*EXERCISE*
Find every line in the records below that holds the word "utveckling" and copy it.

*AVAILABLE DATA*

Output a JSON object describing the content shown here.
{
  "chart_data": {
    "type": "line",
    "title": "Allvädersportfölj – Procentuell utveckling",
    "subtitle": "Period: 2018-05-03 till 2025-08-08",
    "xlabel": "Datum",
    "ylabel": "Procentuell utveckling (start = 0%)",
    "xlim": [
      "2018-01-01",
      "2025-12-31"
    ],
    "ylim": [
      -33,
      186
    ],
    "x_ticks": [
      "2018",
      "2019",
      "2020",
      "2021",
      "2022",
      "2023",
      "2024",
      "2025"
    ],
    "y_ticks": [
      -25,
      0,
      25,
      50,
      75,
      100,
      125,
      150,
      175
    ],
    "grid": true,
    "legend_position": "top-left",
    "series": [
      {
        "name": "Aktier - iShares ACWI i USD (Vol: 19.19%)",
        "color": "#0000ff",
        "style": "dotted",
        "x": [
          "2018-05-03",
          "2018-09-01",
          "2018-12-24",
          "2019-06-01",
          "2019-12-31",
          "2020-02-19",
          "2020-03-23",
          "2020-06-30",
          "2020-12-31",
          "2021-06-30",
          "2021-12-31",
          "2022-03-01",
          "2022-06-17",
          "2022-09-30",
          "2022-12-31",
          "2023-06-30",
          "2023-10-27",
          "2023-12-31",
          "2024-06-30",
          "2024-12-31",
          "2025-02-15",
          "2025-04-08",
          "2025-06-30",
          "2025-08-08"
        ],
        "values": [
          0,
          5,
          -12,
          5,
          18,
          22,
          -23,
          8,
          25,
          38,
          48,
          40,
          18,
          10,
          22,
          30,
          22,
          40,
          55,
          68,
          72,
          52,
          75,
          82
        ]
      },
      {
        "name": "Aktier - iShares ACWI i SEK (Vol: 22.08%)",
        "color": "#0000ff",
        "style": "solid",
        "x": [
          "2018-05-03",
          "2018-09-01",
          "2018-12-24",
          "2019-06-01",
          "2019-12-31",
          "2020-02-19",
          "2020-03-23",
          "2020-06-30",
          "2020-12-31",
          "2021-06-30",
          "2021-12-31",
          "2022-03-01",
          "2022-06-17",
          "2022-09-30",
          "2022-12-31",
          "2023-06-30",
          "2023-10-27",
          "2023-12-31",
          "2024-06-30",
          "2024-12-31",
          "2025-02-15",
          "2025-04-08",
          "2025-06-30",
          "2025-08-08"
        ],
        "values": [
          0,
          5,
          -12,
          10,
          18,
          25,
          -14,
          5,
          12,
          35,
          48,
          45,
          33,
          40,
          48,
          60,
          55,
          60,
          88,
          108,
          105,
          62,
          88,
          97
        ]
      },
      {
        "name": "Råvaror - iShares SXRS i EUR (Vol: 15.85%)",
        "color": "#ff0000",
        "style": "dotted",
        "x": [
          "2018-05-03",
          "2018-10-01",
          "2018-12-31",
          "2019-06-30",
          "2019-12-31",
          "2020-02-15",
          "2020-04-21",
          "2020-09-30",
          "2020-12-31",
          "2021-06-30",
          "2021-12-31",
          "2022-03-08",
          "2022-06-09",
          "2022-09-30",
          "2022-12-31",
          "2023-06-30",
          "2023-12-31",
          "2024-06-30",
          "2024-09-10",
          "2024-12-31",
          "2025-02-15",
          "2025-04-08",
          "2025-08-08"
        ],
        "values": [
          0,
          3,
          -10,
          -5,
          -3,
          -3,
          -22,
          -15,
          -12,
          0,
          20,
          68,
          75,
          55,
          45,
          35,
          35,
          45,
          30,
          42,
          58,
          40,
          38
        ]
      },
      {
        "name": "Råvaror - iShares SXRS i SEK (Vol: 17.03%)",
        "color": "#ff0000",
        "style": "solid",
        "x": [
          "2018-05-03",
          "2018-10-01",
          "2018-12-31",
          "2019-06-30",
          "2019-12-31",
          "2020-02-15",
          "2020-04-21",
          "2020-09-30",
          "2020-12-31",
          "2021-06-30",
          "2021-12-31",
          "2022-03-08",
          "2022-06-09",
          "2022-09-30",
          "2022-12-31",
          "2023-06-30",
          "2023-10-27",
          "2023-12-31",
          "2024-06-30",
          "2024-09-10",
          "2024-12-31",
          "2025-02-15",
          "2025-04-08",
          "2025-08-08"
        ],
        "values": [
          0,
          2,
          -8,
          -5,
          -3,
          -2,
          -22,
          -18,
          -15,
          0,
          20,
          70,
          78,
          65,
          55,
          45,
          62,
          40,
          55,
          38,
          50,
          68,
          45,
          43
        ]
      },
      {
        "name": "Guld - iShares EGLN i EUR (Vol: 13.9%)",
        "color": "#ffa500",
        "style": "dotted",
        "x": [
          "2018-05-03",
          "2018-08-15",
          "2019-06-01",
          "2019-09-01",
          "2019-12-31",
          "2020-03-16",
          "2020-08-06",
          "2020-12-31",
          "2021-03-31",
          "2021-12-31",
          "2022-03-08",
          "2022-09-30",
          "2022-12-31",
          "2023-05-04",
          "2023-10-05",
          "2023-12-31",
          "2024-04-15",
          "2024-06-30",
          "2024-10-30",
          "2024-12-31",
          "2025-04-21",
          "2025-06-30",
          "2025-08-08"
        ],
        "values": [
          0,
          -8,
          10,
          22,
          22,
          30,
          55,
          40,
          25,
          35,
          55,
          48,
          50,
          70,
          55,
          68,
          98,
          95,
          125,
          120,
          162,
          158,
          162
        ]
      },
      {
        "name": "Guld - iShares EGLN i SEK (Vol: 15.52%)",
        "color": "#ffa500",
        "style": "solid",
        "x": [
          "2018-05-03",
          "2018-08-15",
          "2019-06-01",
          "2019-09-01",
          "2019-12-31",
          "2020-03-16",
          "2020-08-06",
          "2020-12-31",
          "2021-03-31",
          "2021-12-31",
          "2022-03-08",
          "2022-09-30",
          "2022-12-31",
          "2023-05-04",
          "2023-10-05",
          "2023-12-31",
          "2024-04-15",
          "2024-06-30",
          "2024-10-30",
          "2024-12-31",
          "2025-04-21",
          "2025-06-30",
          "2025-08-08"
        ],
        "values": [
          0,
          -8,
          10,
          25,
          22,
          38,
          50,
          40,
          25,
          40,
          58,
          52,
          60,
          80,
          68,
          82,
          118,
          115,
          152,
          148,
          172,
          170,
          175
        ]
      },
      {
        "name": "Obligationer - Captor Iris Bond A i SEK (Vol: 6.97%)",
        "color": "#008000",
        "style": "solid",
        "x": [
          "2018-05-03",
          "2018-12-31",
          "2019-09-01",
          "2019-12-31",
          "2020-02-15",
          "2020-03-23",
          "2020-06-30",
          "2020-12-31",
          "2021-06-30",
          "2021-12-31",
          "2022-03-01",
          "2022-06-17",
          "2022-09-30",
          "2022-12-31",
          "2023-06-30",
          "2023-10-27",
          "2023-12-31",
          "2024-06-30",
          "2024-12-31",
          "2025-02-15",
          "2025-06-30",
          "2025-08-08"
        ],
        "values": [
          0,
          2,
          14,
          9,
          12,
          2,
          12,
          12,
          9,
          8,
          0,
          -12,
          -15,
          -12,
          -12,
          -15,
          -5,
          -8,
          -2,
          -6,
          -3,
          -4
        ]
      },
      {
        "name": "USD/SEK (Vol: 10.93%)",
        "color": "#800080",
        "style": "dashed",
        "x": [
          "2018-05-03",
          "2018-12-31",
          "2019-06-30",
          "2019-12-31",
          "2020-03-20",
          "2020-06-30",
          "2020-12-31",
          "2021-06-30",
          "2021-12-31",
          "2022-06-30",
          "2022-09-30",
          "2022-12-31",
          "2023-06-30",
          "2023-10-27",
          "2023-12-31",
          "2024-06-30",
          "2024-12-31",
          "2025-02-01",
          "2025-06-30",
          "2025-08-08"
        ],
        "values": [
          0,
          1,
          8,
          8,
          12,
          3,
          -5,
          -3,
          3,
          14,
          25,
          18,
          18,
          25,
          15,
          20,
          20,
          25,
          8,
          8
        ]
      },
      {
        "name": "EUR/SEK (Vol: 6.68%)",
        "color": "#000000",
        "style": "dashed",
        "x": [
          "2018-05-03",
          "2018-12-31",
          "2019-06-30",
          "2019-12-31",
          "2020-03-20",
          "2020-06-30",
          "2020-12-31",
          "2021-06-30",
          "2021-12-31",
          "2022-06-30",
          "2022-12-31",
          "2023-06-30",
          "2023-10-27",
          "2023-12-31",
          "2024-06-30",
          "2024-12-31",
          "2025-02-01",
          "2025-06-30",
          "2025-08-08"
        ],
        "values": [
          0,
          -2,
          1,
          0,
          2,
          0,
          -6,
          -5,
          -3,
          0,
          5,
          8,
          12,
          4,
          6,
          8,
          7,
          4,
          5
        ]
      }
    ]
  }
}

*ANSWER TO THE EXERCISE*
    "title": "Allvädersportfölj – Procentuell utveckling",
    "ylabel": "Procentuell utveckling (start = 0%)",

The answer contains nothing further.